[Records from a collection of figures]
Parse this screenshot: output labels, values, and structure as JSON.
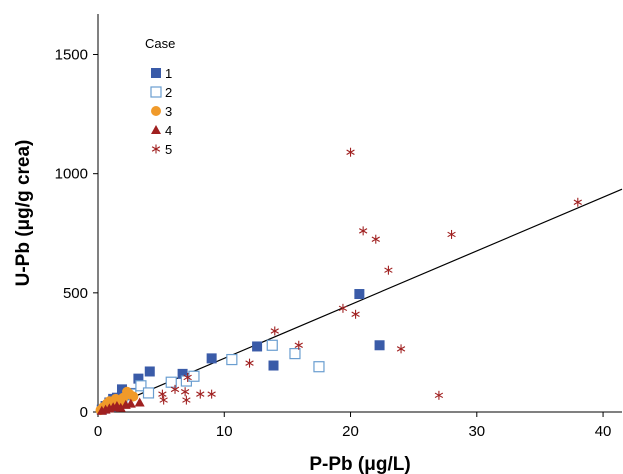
{
  "chart_data": {
    "type": "scatter",
    "xlabel": "P-Pb (μg/L)",
    "ylabel": "U-Pb (μg/g crea)",
    "xlim": [
      0,
      41.5
    ],
    "ylim": [
      0,
      1670
    ],
    "x_ticks": [
      0,
      10,
      20,
      30,
      40
    ],
    "y_ticks": [
      0,
      500,
      1000,
      1500
    ],
    "legend_title": "Case",
    "legend_position": "top-left",
    "grid": false,
    "regression_line": {
      "x": [
        0,
        41.5
      ],
      "y": [
        0,
        935
      ]
    },
    "series": [
      {
        "name": "1",
        "marker": "filled-square",
        "color": "#3a5ba8",
        "points": [
          [
            0.3,
            10
          ],
          [
            0.6,
            25
          ],
          [
            0.9,
            40
          ],
          [
            1.2,
            55
          ],
          [
            1.5,
            60
          ],
          [
            1.9,
            95
          ],
          [
            2.2,
            70
          ],
          [
            2.6,
            80
          ],
          [
            3.2,
            140
          ],
          [
            4.1,
            170
          ],
          [
            6.7,
            160
          ],
          [
            9.0,
            225
          ],
          [
            12.6,
            275
          ],
          [
            13.9,
            195
          ],
          [
            20.7,
            495
          ],
          [
            22.3,
            280
          ]
        ]
      },
      {
        "name": "2",
        "marker": "open-square",
        "color": "#6a9ed0",
        "points": [
          [
            1.2,
            25
          ],
          [
            1.9,
            45
          ],
          [
            2.6,
            75
          ],
          [
            3.4,
            110
          ],
          [
            4.0,
            80
          ],
          [
            5.8,
            125
          ],
          [
            7.0,
            130
          ],
          [
            7.6,
            150
          ],
          [
            10.6,
            220
          ],
          [
            13.8,
            280
          ],
          [
            15.6,
            245
          ],
          [
            17.5,
            190
          ]
        ]
      },
      {
        "name": "3",
        "marker": "filled-circle",
        "color": "#f09a2a",
        "points": [
          [
            0.2,
            8
          ],
          [
            0.4,
            20
          ],
          [
            0.7,
            35
          ],
          [
            0.9,
            45
          ],
          [
            1.1,
            30
          ],
          [
            1.4,
            55
          ],
          [
            1.7,
            40
          ],
          [
            2.0,
            60
          ],
          [
            2.3,
            85
          ],
          [
            2.5,
            75
          ],
          [
            2.8,
            65
          ]
        ]
      },
      {
        "name": "4",
        "marker": "filled-triangle",
        "color": "#a02020",
        "points": [
          [
            0.3,
            5
          ],
          [
            0.6,
            10
          ],
          [
            0.9,
            15
          ],
          [
            1.2,
            20
          ],
          [
            1.5,
            25
          ],
          [
            1.8,
            18
          ],
          [
            2.2,
            30
          ],
          [
            2.6,
            35
          ],
          [
            3.3,
            40
          ]
        ]
      },
      {
        "name": "5",
        "marker": "star",
        "color": "#a02020",
        "points": [
          [
            5.1,
            75
          ],
          [
            5.2,
            50
          ],
          [
            6.1,
            95
          ],
          [
            6.9,
            85
          ],
          [
            7.0,
            50
          ],
          [
            7.1,
            145
          ],
          [
            8.1,
            75
          ],
          [
            9.0,
            75
          ],
          [
            12.0,
            205
          ],
          [
            14.0,
            340
          ],
          [
            15.9,
            280
          ],
          [
            19.4,
            435
          ],
          [
            20.4,
            410
          ],
          [
            20.0,
            1090
          ],
          [
            21.0,
            760
          ],
          [
            22.0,
            725
          ],
          [
            23.0,
            595
          ],
          [
            24.0,
            265
          ],
          [
            27.0,
            70
          ],
          [
            28.0,
            745
          ],
          [
            38.0,
            880
          ]
        ]
      }
    ]
  }
}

### INSTRUCTION:
Show every line that contains the word "filled".

### RESPONSE:
        "marker": "filled-square",
        "marker": "filled-circle",
        "marker": "filled-triangle",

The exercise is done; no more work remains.